_WRITTEN TASK 1_. In the records, write out the stretch from the line containing "legend-entry: 50-100 keV [82,58,139,69]" through the line containing "y-tick-label: 100 [39,203,58,214]", character for character.

# help- how to decorate with flowers



## Corndoggy (Apr 22, 2020)

so i just got a nook miles to decorate with flowers and its a x5, but i honestly dont know how to do it. i have moved and replanted flowers, and then ive just planted a new set of seeds, neither of which worked. do any of you guys have any ideas, thanks.


----------



## JKDOS (Apr 22, 2020)

I usually get this pre update, and just dropping 5 flowers on the ground has always worked.


----------



## Tourmaunte (Apr 22, 2020)

Decorating with flowers should be when you plant them from the seed bags I’m not sure what to do if it didn’t count them


----------



## Fluuffy (Apr 22, 2020)

I use them as fences before the new update. I think I might still continue to do so since it kinda fits with the decoration and such.


----------



## Krissi2197 (Apr 22, 2020)

I've never had this Miles+ task. I've had plant seeds though.


----------



## KitchenWhisk (Apr 23, 2020)

_MATERIAL PROVIDED_.
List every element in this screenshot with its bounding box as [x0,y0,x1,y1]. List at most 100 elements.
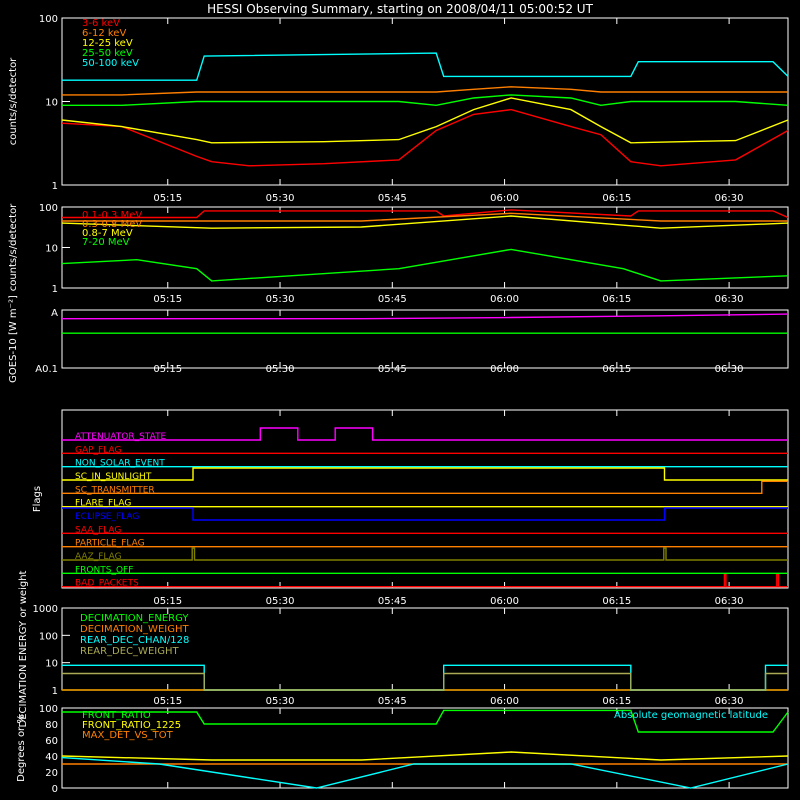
legend-entry: 50-100 keV [82,58,139,69]
y-tick-label: 1 [52,181,58,192]
flag-line [62,507,788,521]
y-tick-label: 100 [39,631,58,642]
y-tick-label: A [51,308,58,319]
y-axis-label: Flags [32,486,43,512]
y-tick-label: 100 [39,14,58,25]
series-line [62,672,788,691]
flag-label: GAP_FLAG [75,445,121,455]
legend-entry: REAR_DEC_WEIGHT [80,646,179,657]
x-tick-label: 06:30 [715,294,744,305]
y-tick-label: A0.1 [35,364,58,375]
x-tick-label: 06:00 [490,364,519,375]
x-tick-label: 06:15 [602,294,631,305]
series-line [62,709,789,733]
y-tick-label: 0 [52,784,58,795]
x-tick-label: 05:15 [153,696,182,707]
flag-label: ATTENUATOR_STATE [75,432,167,442]
x-tick-label: 05:45 [378,696,407,707]
x-tick-label: 06:30 [715,193,744,204]
flag-line [62,427,788,441]
x-tick-label: 06:15 [602,696,631,707]
legend-entry: Absolute geomagnetic latitude [614,710,768,721]
x-tick-label: 05:15 [153,596,182,607]
flag-label: FRONTS_OFF [75,565,133,575]
flag-line [62,547,788,561]
y-tick-label: 80 [45,720,58,731]
flag-label: PARTICLE_FLAG [75,539,145,549]
legend-entry: REAR_DEC_CHAN/128 [80,635,189,646]
x-tick-label: 06:30 [715,696,744,707]
series-line [61,215,789,229]
y-tick-label: 100 [39,704,58,715]
series-line [62,313,789,320]
series-line [62,212,788,222]
x-tick-label: 05:30 [266,696,295,707]
y-axis-label: counts/s/detector [8,203,19,291]
series-line [61,756,789,789]
legend-entry: 7-20 MeV [82,237,130,248]
y-tick-label: 10 [45,98,58,109]
flag-label: BAD_PACKETS [75,579,139,589]
flag-line [62,467,788,481]
y-tick-label: 10 [45,244,58,255]
legend-entry: 12-25 keV [82,38,133,49]
legend-entry: 6-12 keV [82,28,126,39]
x-tick-label: 06:00 [490,193,519,204]
legend-entry: 0.8-7 MeV [82,228,133,239]
page-title: HESSI Observing Summary, starting on 200… [207,2,593,16]
x-tick-label: 06:00 [490,294,519,305]
flag-label: AAZ_FLAG [75,552,122,562]
series-line [61,97,789,144]
panel-frame-5 [61,707,789,789]
flag-label: SC_TRANSMITTER [75,485,155,495]
x-tick-label: 06:15 [602,596,631,607]
y-tick-label: 100 [39,203,58,214]
y-tick-label: 20 [45,768,58,779]
x-tick-label: 05:15 [153,193,182,204]
y-axis-label: DECIMATION ENERGY or weight [18,570,29,727]
flag-label: NON_SOLAR_EVENT [75,459,165,469]
y-axis-label: Degrees or % [16,714,27,782]
series-line [62,86,788,96]
x-tick-label: 05:45 [378,596,407,607]
x-tick-label: 05:30 [266,596,295,607]
x-tick-label: 06:00 [490,596,519,607]
y-axis-label: GOES-10 [W m⁻²] [8,295,19,383]
x-tick-label: 05:30 [266,193,295,204]
y-tick-label: 40 [45,752,58,763]
series-line [62,209,789,219]
legend-entry: 25-50 keV [82,48,133,59]
y-tick-label: 1000 [33,604,58,615]
x-tick-label: 05:45 [378,294,407,305]
y-tick-label: 10 [45,659,58,670]
x-tick-label: 05:30 [266,364,295,375]
x-tick-label: 05:45 [378,364,407,375]
y-tick-label: 60 [45,736,58,747]
series-line [61,108,789,167]
flag-label: SAA_FLAG [75,525,121,535]
legend-entry: 3-6 keV [82,18,120,29]
legend-entry: 0.1-0.3 MeV [82,210,142,221]
y-tick-label: 1 [52,284,58,295]
flag-label: SC_IN_SUNLIGHT [75,472,152,482]
flag-line [62,480,788,494]
series-line [61,248,789,282]
legend-entry: FRONT_RATIO [82,710,151,721]
flag-line [62,574,788,588]
x-tick-label: 06:30 [715,596,744,607]
legend-entry: DECIMATION_ENERGY [80,613,189,624]
x-tick-label: 05:30 [266,294,295,305]
x-tick-label: 05:15 [153,364,182,375]
x-tick-label: 06:30 [715,364,744,375]
series-line [62,664,788,691]
panel-frame-2 [61,309,789,369]
x-tick-label: 05:45 [378,193,407,204]
series-line [62,52,789,81]
flag-label: ECLIPSE_FLAG [75,512,139,522]
x-tick-label: 06:15 [602,364,631,375]
series-line [61,751,789,761]
legend-entry: DECIMATION_WEIGHT [80,624,189,635]
x-tick-label: 05:15 [153,294,182,305]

_WRITTEN TASK 2_. Reproduce the stretch of the forum thread on decorating with flowers from "Decorating with flowers" through "decoration and such.", word for word.

_FINAL RESULT 1_.
legend-entry: 50-100 keV [82,58,139,69]
y-tick-label: 1 [52,181,58,192]
flag-line [62,507,788,521]
y-tick-label: 100 [39,631,58,642]
y-tick-label: A [51,308,58,319]
y-axis-label: Flags [32,486,43,512]
y-tick-label: 100 [39,14,58,25]
series-line [62,672,788,691]
flag-label: GAP_FLAG [75,445,121,455]
legend-entry: REAR_DEC_WEIGHT [80,646,179,657]
x-tick-label: 06:30 [715,294,744,305]
y-tick-label: A0.1 [35,364,58,375]
x-tick-label: 06:00 [490,364,519,375]
x-tick-label: 06:15 [602,294,631,305]
series-line [62,709,789,733]
y-tick-label: 0 [52,784,58,795]
x-tick-label: 05:15 [153,696,182,707]
flag-label: ATTENUATOR_STATE [75,432,167,442]
x-tick-label: 05:45 [378,696,407,707]
x-tick-label: 06:30 [715,193,744,204]
flag-line [62,427,788,441]
x-tick-label: 06:15 [602,696,631,707]
legend-entry: Absolute geomagnetic latitude [614,710,768,721]
x-tick-label: 05:15 [153,596,182,607]
flag-label: FRONTS_OFF [75,565,133,575]
flag-line [62,547,788,561]
y-tick-label: 80 [45,720,58,731]
flag-label: PARTICLE_FLAG [75,539,145,549]
legend-entry: REAR_DEC_CHAN/128 [80,635,189,646]
x-tick-label: 06:30 [715,696,744,707]
series-line [61,215,789,229]
y-tick-label: 100 [39,704,58,715]
series-line [62,313,789,320]
series-line [62,212,788,222]
x-tick-label: 05:30 [266,696,295,707]
y-axis-label: counts/s/detector [8,203,19,291]
series-line [61,756,789,789]
legend-entry: 7-20 MeV [82,237,130,248]
y-tick-label: 10 [45,98,58,109]
flag-label: BAD_PACKETS [75,579,139,589]
flag-line [62,467,788,481]
y-tick-label: 10 [45,244,58,255]
legend-entry: 12-25 keV [82,38,133,49]
legend-entry: 6-12 keV [82,28,126,39]
x-tick-label: 06:00 [490,193,519,204]
legend-entry: 0.8-7 MeV [82,228,133,239]
page-title: HESSI Observing Summary, starting on 200… [207,2,593,16]
x-tick-label: 06:00 [490,294,519,305]
flag-label: AAZ_FLAG [75,552,122,562]
series-line [61,97,789,144]
panel-frame-5 [61,707,789,789]
flag-label: SC_TRANSMITTER [75,485,155,495]
x-tick-label: 06:15 [602,596,631,607]
y-tick-label: 100 [39,203,58,214]

_FINAL RESULT 2_.
Decorating with flowers should be when you plant them from the seed bags I’m not sure what to do if it didn’t count them


----------



## Fluuffy (Apr 22, 2020)

I use them as fences before the new update. I think I might still continue to do so since it kinda fits with the decoration and such.